Your task is to print the material below exactly as presented.

-*-*-

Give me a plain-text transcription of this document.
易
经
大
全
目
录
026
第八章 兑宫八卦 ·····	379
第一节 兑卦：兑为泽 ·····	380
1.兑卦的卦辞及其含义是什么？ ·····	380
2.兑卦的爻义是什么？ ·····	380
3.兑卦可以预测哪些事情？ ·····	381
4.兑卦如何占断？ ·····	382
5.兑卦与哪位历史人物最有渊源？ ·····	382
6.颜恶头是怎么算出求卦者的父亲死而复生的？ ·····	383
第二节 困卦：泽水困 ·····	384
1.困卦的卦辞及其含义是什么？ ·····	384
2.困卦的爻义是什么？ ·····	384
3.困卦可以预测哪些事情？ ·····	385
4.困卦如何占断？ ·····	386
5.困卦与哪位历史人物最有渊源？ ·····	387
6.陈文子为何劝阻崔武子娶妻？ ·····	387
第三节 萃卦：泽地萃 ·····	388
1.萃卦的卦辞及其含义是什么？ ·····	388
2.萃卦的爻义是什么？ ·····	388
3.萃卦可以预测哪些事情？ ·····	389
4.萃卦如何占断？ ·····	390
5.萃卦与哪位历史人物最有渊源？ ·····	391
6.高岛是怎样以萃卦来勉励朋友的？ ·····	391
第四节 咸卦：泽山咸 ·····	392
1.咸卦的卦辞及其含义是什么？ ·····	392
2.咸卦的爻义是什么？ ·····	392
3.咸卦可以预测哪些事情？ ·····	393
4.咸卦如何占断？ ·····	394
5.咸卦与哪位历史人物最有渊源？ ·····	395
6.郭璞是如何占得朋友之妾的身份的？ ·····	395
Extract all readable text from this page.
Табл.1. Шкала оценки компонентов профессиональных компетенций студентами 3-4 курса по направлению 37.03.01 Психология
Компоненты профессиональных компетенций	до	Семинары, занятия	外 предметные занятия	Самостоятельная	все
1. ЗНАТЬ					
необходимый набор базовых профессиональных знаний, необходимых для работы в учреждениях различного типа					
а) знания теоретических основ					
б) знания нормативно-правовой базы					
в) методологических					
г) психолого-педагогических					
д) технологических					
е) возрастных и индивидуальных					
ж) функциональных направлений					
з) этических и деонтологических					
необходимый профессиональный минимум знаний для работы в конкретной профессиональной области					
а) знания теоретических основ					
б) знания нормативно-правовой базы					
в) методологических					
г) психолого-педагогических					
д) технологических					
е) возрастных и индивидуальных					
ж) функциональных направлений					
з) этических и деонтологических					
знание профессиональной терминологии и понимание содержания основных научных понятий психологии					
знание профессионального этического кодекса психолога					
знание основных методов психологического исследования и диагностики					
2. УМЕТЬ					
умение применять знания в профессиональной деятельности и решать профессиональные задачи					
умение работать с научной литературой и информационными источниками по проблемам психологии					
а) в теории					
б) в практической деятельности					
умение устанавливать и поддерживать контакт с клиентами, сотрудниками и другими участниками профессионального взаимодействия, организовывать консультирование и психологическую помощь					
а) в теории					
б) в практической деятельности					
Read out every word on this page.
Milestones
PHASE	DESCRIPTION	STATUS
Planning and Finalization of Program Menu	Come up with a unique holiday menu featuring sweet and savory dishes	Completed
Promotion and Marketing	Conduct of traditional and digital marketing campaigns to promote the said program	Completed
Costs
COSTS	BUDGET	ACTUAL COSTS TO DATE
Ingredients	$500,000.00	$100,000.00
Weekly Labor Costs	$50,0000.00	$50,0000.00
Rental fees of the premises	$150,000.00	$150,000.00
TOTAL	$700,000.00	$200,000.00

-*-*-

Answer to this task =
Give me a plain-text transcription of this document.
易
经
大
全
目
录
026
第八章 兑宫八卦 ·····	379
第一节 兑卦：兑为泽 ·····	380
1.兑卦的卦辞及其含义是什么？ ·····	380
2.兑卦的爻义是什么？ ·····	380
3.兑卦可以预测哪些事情？ ·····	381
4.兑卦如何占断？ ·····	382
5.兑卦与哪位历史人物最有渊源？ ·····	382
6.颜恶头是怎么算出求卦者的父亲死而复生的？ ·····	383
第二节 困卦：泽水困 ·····	384
1.困卦的卦辞及其含义是什么？ ·····	384
2.困卦的爻义是什么？ ·····	384
3.困卦可以预测哪些事情？ ·····	385
4.困卦如何占断？ ·····	386
5.困卦与哪位历史人物最有渊源？ ·····	387
6.陈文子为何劝阻崔武子娶妻？ ·····	387
第三节 萃卦：泽地萃 ·····	388
1.萃卦的卦辞及其含义是什么？ ·····	388
2.萃卦的爻义是什么？ ·····	388
3.萃卦可以预测哪些事情？ ·····	389
4.萃卦如何占断？ ·····	390
5.萃卦与哪位历史人物最有渊源？ ·····	391
6.高岛是怎样以萃卦来勉励朋友的？ ·····	391
第四节 咸卦：泽山咸 ·····	392
1.咸卦的卦辞及其含义是什么？ ·····	392
2.咸卦的爻义是什么？ ·····	392
3.咸卦可以预测哪些事情？ ·····	393
4.咸卦如何占断？ ·····	394
5.咸卦与哪位历史人物最有渊源？ ·····	395
6.郭璞是如何占得朋友之妾的身份的？ ·····	395
Extract all readable text from this page.
Табл.1. Шкала оценки компонентов профессиональных компетенций студентами 3-4 курса по направлению 37.03.01 Психология
Компоненты профессиональных компетенций	до	Семинары, занятия	外 предметные занятия	Самостоятельная	все
1. ЗНАТЬ					
необходимый набор базовых профессиональных знаний, необходимых для работы в учреждениях различного типа					
а) знания теоретических основ					
б) знания нормативно-правовой базы					
в) методологических					
г) психолого-педагогических					
д) технологических					
е) возрастных и индивидуальных					
ж) функциональных направлений					
з) этических и деонтологических					
необходимый профессиональный минимум знаний для работы в конкретной профессиональной области					
а) знания теоретических основ					
б) знания нормативно-правовой базы					
в) методологических					
г) психолого-педагогических					
д) технологических					
е) возрастных и индивидуальных					
ж) функциональных направлений					
з) этических и деонтологических					
знание профессиональной терминологии и понимание содержания основных научных понятий психологии					
знание профессионального этического кодекса психолога					
знание основных методов психологического исследования и диагностики					
2. УМЕТЬ					
умение применять знания в профессиональной деятельности и решать профессиональные задачи					
умение работать с научной литературой и информационными источниками по проблемам психологии					
а) в теории					
б) в практической деятельности					
умение устанавливать и поддерживать контакт с клиентами, сотрудниками и другими участниками профессионального взаимодействия, организовывать консультирование и психологическую помощь					
а) в теории					
б) в практической деятельности					
Read out every word on this page.
Milestones
PHASE	DESCRIPTION	STATUS
Planning and Finalization of Program Menu	Come up with a unique holiday menu featuring sweet and savory dishes	Completed
Promotion and Marketing	Conduct of traditional and digital marketing campaigns to promote the said program	Completed
Costs
COSTS	BUDGET	ACTUAL COSTS TO DATE
Ingredients	$500,000.00	$100,000.00
Weekly Labor Costs	$50,0000.00	$50,0000.00
Rental fees of the premises	$150,000.00	$150,000.00
TOTAL	$700,000.00	$200,000.00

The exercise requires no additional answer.